>> Begin
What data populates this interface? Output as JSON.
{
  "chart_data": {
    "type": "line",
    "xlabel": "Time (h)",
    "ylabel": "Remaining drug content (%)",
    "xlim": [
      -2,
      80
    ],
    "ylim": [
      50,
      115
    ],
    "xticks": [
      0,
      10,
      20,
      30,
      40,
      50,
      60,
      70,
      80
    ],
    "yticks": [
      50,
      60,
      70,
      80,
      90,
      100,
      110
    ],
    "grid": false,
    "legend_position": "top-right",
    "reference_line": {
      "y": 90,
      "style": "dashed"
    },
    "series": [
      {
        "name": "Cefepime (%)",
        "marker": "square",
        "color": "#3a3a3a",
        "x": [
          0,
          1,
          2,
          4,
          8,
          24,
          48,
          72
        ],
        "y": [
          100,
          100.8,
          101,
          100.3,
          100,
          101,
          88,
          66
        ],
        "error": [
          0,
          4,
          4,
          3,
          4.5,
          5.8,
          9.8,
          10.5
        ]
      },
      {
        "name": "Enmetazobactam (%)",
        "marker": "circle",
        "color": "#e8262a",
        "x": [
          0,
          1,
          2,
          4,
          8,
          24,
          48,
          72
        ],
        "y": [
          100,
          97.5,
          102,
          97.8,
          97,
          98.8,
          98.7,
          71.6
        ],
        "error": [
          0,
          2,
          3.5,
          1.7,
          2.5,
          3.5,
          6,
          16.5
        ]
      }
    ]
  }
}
>> End
▸ Work instructions:
Find all the lines containing "name" in the material, then copy them.

▸ Output:
        "name": "Cefepime (%)",
        "name": "Enmetazobactam (%)",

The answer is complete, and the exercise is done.